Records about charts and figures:
■ ■ ■ ■
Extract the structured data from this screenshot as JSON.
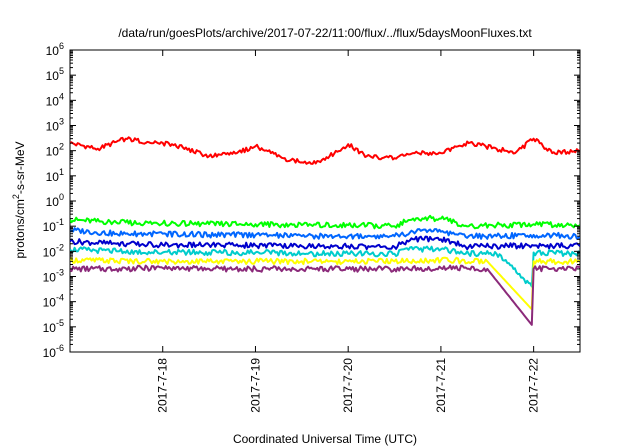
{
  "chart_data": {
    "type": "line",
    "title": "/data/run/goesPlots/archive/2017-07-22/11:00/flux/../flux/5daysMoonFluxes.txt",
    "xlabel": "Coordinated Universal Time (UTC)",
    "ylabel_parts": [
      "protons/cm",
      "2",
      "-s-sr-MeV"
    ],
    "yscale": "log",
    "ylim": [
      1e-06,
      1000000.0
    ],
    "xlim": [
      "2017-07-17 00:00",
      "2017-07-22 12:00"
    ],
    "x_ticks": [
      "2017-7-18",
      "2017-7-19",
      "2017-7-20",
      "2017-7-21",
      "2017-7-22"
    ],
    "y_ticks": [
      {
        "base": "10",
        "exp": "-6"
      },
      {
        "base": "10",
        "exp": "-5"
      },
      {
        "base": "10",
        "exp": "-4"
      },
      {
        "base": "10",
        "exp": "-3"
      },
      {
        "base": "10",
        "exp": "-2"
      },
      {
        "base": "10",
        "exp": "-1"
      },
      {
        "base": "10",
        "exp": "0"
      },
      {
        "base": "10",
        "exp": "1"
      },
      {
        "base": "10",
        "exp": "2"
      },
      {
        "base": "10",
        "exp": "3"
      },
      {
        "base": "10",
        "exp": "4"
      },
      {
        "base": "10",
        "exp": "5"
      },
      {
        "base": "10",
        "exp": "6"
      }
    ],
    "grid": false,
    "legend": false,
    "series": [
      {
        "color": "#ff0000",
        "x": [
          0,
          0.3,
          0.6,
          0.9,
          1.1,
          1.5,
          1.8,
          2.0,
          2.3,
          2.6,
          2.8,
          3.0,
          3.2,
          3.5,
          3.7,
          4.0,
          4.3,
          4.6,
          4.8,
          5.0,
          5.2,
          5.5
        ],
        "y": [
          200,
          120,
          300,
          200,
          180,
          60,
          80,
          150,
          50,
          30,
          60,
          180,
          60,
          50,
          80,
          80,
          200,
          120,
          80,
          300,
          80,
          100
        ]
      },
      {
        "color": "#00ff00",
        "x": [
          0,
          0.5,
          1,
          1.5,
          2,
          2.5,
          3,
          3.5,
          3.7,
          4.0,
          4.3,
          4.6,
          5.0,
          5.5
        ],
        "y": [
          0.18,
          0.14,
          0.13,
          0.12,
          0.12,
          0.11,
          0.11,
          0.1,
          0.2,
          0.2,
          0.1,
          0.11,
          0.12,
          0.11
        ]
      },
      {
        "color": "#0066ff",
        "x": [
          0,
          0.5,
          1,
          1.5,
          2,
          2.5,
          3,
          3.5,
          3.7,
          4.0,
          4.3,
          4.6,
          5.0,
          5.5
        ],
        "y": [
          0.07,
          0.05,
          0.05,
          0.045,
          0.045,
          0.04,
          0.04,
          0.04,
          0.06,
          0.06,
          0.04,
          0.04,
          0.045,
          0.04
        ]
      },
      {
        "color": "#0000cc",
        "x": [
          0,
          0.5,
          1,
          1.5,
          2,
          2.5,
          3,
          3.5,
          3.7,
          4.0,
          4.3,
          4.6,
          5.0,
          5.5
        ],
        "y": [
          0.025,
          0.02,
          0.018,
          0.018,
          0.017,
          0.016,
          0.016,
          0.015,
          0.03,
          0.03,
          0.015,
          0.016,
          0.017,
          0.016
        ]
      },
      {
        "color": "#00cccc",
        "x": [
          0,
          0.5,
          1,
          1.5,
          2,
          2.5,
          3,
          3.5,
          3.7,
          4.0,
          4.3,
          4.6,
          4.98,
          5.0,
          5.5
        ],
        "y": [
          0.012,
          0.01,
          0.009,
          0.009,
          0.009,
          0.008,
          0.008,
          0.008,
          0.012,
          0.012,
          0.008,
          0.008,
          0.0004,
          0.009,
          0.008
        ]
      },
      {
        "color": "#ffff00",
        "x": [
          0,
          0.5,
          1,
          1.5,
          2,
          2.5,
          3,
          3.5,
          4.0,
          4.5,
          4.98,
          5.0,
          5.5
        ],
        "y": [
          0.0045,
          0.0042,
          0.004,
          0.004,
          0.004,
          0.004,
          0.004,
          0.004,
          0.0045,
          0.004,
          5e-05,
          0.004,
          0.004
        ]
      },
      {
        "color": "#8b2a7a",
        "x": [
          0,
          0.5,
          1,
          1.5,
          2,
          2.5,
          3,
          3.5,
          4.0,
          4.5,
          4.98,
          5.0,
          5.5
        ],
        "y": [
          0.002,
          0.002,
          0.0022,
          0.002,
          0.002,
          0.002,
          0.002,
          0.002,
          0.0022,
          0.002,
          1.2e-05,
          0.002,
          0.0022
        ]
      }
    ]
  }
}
■ ■ ■ ■
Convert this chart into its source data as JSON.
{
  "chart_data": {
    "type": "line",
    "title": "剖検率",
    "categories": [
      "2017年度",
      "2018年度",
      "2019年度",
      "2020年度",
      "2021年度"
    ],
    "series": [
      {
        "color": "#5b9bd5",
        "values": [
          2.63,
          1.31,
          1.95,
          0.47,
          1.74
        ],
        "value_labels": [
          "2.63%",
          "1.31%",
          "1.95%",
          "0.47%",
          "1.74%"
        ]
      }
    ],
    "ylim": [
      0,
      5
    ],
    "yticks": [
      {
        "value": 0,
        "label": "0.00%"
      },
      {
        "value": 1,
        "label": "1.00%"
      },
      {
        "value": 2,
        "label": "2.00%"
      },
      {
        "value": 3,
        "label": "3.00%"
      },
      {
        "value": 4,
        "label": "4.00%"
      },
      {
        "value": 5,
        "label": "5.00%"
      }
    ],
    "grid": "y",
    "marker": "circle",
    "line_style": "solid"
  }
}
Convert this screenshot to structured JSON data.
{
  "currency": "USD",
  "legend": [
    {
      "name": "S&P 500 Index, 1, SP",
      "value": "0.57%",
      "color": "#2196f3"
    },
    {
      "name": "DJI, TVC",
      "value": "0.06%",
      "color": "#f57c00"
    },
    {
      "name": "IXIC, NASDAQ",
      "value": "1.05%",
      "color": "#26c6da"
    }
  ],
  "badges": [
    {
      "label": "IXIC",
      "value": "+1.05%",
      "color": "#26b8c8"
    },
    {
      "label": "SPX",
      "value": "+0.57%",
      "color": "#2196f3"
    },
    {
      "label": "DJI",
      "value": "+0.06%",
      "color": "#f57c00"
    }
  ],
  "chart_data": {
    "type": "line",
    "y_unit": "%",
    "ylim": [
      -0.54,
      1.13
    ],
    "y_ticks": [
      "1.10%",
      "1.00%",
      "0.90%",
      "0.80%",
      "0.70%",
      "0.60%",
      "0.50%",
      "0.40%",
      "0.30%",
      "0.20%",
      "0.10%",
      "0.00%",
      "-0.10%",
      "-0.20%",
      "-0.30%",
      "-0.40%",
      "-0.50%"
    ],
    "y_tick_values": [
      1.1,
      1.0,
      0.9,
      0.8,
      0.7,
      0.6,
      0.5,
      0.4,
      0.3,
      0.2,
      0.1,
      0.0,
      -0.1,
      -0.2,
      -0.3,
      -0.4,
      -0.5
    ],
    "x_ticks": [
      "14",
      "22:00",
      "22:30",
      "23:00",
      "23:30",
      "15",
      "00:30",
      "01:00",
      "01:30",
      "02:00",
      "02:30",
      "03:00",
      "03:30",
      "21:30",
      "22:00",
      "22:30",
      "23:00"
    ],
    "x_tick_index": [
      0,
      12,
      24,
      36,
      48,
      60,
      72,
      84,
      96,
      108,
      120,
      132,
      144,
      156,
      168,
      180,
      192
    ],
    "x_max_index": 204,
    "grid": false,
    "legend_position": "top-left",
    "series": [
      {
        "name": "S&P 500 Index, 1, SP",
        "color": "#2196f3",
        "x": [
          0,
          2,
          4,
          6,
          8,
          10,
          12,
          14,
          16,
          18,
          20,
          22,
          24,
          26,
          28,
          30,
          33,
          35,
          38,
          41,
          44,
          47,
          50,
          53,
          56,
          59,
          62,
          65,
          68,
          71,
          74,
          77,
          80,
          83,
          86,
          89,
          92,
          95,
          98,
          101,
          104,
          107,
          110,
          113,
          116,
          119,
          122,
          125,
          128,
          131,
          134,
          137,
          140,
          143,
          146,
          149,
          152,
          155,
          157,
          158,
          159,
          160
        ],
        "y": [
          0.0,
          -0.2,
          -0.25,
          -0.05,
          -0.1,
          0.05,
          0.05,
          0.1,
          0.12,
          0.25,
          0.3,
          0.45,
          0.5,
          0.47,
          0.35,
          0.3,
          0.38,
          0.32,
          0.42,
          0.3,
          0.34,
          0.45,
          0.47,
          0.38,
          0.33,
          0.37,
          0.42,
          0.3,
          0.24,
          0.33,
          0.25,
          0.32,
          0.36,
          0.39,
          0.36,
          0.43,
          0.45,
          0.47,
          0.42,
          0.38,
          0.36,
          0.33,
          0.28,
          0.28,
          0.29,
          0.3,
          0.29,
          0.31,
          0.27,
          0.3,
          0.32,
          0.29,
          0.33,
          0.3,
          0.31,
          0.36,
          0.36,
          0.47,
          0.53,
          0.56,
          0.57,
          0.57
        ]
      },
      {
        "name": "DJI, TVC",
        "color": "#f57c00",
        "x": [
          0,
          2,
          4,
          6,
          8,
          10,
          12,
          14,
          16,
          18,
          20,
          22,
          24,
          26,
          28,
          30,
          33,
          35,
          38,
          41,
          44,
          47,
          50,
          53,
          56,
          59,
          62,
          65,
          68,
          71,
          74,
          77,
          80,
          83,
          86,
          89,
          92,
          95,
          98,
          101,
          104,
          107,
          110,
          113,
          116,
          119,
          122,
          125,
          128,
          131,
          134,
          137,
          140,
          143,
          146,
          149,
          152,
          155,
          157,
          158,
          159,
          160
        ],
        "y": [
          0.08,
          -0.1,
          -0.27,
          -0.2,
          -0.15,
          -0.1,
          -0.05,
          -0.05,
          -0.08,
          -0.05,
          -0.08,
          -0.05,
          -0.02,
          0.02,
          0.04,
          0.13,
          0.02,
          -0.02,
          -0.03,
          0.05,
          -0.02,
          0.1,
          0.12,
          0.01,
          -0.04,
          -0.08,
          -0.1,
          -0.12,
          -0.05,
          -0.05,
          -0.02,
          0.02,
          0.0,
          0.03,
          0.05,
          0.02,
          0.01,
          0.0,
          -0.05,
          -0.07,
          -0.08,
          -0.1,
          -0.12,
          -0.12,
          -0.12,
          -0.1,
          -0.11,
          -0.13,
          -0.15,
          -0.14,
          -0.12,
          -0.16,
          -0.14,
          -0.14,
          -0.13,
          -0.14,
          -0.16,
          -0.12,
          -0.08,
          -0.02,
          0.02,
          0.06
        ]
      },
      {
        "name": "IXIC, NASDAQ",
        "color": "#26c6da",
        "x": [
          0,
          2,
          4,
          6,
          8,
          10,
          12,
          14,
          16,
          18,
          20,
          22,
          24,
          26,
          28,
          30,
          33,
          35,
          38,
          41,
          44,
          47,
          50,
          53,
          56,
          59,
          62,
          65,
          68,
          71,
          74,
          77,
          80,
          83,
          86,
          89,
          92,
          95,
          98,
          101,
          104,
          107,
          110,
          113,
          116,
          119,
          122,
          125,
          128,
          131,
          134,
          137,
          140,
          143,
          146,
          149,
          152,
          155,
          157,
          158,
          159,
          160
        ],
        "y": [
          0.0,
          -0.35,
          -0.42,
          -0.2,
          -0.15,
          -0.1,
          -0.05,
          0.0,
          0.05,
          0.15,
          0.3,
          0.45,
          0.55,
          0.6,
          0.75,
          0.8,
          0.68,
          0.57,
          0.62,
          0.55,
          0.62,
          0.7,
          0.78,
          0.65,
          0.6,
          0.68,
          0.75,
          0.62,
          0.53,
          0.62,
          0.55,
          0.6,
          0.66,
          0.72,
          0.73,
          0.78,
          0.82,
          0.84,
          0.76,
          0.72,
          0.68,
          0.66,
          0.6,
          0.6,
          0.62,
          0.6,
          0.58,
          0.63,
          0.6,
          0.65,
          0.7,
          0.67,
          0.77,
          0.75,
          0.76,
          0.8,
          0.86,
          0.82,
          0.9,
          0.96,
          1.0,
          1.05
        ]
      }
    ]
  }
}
■ ■ ■ ■
What you should do:
Copy out each line of the entries that holds "name".

Task answer:
      "name": "S&P 500 Index, 1, SP",
      "name": "DJI, TVC",
      "name": "IXIC, NASDAQ",
        "name": "S&P 500 Index, 1, SP",
        "name": "DJI, TVC",
        "name": "IXIC, NASDAQ",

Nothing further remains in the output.